--- Start of Records to process ---

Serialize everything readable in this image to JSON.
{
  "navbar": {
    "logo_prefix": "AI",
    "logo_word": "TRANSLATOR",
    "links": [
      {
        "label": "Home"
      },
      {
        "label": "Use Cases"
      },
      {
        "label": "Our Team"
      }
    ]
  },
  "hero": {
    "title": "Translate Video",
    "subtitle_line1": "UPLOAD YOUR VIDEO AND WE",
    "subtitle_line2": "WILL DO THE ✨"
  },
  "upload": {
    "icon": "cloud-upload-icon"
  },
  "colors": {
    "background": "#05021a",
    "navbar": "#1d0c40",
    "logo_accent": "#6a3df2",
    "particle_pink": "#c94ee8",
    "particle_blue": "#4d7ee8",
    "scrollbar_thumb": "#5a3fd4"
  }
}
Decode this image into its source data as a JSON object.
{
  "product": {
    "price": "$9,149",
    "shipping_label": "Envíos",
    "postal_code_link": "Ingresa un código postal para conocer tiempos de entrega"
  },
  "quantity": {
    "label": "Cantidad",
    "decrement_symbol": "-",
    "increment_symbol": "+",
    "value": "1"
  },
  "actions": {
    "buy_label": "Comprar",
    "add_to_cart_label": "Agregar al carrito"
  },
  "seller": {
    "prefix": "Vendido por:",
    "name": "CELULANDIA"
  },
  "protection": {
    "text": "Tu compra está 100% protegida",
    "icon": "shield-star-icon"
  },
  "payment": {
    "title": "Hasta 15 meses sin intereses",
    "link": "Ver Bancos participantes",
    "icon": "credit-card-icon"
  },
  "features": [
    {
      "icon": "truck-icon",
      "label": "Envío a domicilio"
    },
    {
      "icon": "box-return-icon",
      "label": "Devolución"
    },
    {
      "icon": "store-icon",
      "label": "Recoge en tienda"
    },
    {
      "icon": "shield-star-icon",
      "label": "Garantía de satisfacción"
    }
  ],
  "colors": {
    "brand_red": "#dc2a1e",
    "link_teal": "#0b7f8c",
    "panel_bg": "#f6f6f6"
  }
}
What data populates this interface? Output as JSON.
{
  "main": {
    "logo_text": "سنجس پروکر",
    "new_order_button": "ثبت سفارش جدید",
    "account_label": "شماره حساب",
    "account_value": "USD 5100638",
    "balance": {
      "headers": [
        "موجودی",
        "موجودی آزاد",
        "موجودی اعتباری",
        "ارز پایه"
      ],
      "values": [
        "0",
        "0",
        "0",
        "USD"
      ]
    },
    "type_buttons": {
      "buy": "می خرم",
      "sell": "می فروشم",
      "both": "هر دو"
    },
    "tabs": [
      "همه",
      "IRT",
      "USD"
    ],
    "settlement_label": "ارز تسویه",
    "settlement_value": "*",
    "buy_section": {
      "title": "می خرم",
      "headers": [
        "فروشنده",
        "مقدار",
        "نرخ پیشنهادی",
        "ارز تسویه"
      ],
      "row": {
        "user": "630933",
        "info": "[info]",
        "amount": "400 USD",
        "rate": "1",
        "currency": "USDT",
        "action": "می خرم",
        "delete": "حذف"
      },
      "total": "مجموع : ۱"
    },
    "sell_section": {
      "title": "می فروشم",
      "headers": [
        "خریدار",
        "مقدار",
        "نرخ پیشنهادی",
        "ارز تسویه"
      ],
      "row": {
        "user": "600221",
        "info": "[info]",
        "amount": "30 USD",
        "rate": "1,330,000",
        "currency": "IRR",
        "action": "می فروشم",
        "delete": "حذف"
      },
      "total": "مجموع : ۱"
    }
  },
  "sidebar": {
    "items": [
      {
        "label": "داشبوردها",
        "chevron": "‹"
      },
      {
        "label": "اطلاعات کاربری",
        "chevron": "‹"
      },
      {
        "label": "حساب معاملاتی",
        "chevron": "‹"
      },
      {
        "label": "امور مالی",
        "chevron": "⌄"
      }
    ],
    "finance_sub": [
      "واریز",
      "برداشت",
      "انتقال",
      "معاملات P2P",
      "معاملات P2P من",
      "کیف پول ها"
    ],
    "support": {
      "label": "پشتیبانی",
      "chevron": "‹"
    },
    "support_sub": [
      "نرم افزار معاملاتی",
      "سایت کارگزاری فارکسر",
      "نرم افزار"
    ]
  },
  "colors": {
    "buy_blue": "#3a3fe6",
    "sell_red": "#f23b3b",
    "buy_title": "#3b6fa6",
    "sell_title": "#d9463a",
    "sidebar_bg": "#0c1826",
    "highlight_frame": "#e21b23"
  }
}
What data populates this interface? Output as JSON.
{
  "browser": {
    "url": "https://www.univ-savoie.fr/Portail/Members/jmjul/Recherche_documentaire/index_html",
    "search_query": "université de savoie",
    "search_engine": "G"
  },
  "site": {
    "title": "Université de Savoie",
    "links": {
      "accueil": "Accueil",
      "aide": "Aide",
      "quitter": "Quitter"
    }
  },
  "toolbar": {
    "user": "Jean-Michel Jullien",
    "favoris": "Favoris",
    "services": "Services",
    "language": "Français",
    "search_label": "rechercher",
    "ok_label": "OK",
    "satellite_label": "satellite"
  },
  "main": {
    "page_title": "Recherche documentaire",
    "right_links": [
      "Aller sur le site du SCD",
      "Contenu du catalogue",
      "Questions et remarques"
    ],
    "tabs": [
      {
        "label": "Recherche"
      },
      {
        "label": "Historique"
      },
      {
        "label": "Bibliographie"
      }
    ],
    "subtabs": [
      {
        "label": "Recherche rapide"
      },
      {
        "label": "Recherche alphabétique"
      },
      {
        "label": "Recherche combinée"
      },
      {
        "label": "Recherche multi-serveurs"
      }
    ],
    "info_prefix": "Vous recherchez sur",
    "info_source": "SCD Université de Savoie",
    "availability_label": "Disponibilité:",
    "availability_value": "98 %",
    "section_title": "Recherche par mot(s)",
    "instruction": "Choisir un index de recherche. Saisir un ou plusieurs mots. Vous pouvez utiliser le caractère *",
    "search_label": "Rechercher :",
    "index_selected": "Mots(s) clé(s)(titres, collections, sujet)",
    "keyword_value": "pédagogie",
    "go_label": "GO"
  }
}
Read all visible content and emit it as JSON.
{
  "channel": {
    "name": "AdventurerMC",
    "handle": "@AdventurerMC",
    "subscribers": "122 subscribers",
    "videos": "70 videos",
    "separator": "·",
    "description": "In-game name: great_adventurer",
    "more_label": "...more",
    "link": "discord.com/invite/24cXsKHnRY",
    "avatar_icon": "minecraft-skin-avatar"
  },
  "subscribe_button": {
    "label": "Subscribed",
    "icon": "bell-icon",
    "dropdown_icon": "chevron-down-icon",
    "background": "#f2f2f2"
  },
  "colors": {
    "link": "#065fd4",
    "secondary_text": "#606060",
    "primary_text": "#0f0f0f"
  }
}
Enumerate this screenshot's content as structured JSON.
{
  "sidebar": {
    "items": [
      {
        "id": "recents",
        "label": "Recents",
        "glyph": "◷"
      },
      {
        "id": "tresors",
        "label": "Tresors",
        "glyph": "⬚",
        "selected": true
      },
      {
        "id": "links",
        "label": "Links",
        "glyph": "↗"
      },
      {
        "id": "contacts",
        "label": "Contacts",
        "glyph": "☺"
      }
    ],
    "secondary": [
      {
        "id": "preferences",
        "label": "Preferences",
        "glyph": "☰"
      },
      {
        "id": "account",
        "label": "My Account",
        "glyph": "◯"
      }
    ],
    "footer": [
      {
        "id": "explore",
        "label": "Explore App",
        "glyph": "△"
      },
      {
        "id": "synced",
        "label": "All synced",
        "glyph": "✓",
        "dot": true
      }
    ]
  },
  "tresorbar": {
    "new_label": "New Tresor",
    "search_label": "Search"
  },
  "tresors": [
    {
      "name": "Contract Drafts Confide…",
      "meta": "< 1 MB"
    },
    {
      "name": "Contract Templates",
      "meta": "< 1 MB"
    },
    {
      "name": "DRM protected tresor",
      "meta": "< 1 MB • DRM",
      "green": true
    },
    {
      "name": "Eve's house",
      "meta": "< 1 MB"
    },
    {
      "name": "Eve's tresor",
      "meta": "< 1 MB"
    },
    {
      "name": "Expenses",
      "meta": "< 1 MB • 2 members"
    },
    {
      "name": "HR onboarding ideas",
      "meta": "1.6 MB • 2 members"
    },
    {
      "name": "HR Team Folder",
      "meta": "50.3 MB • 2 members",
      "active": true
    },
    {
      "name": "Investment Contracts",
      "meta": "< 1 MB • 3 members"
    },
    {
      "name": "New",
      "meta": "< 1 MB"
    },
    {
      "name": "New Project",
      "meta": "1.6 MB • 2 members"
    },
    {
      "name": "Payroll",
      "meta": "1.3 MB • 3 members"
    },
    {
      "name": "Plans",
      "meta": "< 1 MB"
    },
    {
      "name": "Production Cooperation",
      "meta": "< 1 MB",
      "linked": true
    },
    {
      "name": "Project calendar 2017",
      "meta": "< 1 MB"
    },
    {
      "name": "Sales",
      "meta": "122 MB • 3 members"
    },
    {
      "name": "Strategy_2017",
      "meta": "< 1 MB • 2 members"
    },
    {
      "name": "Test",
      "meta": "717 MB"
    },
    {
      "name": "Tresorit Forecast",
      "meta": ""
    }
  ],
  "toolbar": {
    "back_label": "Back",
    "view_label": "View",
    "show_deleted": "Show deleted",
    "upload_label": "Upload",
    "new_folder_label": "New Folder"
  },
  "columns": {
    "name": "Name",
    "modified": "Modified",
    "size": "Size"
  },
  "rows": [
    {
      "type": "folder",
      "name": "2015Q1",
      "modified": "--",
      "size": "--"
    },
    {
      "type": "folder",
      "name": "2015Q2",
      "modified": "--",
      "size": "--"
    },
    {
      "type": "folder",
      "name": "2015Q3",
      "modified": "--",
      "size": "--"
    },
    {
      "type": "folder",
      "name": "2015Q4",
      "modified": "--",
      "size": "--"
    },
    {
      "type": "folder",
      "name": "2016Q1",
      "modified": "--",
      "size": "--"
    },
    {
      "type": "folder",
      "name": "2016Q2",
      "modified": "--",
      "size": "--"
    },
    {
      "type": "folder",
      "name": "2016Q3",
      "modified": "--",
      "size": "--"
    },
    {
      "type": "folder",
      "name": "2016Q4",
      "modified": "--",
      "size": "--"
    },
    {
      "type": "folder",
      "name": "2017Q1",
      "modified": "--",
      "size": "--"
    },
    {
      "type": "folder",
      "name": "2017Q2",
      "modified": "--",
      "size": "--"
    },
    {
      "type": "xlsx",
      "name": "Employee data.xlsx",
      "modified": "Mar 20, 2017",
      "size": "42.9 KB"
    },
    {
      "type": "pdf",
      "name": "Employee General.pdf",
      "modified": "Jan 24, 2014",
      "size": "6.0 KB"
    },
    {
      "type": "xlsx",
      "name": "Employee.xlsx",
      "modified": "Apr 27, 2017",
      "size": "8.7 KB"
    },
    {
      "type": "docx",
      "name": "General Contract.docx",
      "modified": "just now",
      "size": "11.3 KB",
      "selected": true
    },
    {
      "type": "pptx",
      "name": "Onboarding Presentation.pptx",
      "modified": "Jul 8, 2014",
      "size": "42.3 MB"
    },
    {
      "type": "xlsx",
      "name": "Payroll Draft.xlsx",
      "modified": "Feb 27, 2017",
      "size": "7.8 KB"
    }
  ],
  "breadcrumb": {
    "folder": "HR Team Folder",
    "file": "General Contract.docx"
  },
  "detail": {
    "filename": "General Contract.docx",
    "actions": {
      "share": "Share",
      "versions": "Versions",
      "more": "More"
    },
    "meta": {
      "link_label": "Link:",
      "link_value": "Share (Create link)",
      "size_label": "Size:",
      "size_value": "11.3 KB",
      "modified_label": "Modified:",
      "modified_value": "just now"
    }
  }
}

--- End of Records to process ---

### Exercise description:
Return every line from the records above that holds the word "General".

### Response to the exercise:
      "name": "Employee General.pdf",
      "name": "General Contract.docx",
    "file": "General Contract.docx"
    "filename": "General Contract.docx",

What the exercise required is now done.